PROBLEM REQUIREMENTS: Lines that hold the word "this" should be located and copied.
━━━━━━━━
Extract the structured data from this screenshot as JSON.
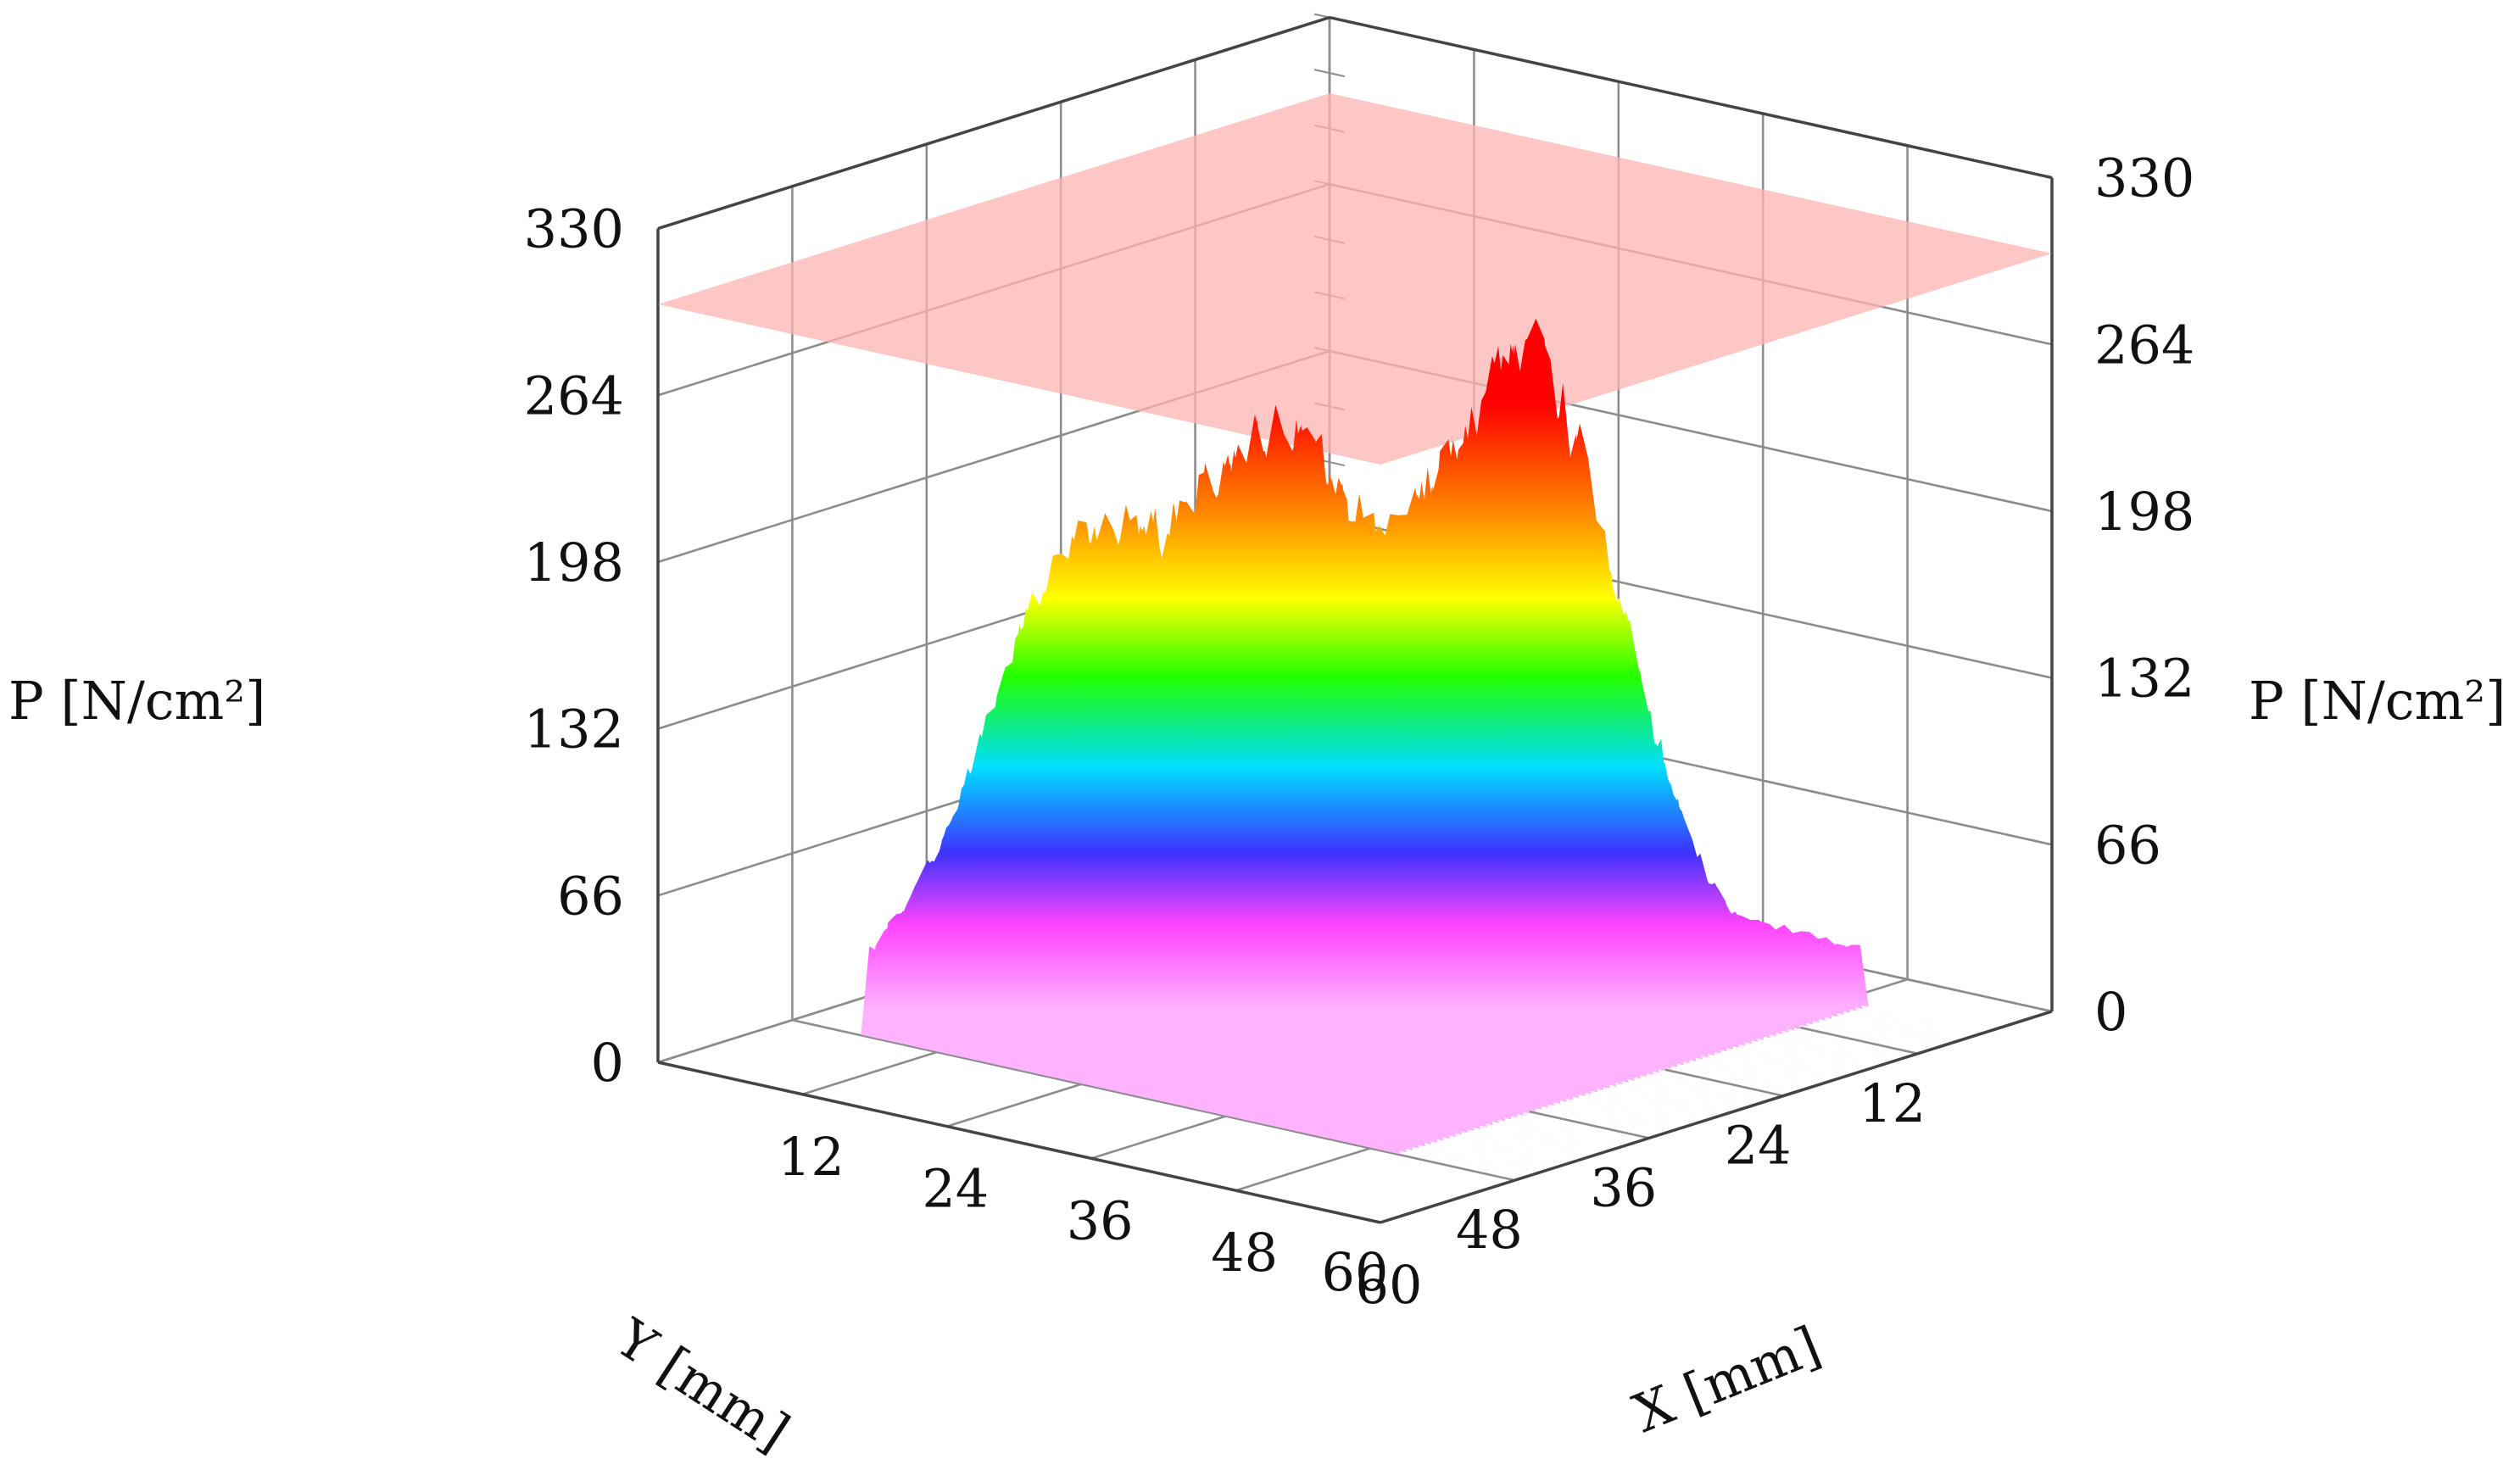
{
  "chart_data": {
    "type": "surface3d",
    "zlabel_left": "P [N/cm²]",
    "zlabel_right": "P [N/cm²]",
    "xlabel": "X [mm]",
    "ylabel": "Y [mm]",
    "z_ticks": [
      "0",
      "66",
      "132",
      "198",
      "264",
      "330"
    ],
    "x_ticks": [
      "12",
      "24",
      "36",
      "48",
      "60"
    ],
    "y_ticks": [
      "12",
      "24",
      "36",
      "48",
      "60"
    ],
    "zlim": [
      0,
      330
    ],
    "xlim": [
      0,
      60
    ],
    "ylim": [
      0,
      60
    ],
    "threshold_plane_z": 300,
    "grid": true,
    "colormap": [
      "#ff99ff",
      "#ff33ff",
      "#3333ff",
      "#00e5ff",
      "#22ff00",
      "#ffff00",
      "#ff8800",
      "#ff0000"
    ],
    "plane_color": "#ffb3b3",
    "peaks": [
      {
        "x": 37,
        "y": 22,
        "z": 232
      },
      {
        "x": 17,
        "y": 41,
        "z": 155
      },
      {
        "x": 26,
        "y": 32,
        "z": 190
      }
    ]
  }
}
━━━━━━━━
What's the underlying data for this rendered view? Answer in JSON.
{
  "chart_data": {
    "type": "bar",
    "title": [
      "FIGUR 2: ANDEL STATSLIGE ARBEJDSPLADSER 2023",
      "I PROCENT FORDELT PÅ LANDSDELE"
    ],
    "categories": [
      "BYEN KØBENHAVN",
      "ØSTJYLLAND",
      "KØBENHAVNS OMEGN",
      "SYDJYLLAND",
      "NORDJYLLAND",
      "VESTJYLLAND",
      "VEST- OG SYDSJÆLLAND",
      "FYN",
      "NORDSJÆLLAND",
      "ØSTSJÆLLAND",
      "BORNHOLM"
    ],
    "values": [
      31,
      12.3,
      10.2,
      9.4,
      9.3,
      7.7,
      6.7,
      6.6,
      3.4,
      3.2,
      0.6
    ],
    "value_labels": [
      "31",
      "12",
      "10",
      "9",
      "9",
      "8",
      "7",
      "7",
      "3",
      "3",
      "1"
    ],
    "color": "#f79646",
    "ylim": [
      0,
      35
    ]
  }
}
━━━━━━━━
COMPLETE OUTPUT:
Extract the structured data from this screenshot as JSON.
What's the underlying data for this rendered view? Answer in JSON.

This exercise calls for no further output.